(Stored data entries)
########################################

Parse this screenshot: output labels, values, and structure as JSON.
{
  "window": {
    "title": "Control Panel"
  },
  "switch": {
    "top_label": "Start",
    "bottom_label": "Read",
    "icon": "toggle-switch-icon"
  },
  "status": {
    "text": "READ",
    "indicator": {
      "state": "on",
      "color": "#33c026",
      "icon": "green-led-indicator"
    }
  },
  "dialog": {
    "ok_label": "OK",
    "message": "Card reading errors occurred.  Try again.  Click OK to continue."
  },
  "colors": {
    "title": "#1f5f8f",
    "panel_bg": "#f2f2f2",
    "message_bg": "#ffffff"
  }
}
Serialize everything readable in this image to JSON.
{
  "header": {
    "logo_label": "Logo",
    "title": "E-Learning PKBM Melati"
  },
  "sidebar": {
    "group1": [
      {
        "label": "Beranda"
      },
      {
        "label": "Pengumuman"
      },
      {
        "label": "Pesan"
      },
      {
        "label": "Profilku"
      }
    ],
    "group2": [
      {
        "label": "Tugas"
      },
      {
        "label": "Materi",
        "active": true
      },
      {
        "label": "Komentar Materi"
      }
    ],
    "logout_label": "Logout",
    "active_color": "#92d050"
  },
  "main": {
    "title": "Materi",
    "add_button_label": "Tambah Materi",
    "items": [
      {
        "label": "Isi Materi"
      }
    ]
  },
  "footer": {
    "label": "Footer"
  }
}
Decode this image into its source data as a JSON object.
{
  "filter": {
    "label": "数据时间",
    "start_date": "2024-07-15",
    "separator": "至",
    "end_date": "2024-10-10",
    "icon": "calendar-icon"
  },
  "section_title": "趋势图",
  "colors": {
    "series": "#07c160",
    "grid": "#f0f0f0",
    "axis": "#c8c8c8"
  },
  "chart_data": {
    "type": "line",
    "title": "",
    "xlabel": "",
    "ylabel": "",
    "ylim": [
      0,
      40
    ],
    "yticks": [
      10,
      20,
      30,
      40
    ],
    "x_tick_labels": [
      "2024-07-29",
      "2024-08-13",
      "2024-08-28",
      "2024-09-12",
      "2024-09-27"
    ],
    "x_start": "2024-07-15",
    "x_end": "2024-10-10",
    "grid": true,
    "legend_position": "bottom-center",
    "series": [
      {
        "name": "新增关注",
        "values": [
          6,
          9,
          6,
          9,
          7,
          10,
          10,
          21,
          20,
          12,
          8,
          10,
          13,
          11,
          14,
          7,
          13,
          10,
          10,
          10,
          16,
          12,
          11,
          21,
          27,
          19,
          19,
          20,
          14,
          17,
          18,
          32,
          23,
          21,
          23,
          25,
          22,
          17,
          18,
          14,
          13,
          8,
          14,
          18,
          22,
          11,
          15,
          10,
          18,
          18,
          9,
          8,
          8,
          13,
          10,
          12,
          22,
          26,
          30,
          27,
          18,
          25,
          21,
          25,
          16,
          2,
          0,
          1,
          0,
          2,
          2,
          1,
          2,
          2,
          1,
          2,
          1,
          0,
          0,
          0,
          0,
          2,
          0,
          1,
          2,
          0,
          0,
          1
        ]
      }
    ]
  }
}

########################################

Required task
Copy every line of the listing that contains the word "indicator".

Task response
    "indicator": {
      "icon": "green-led-indicator"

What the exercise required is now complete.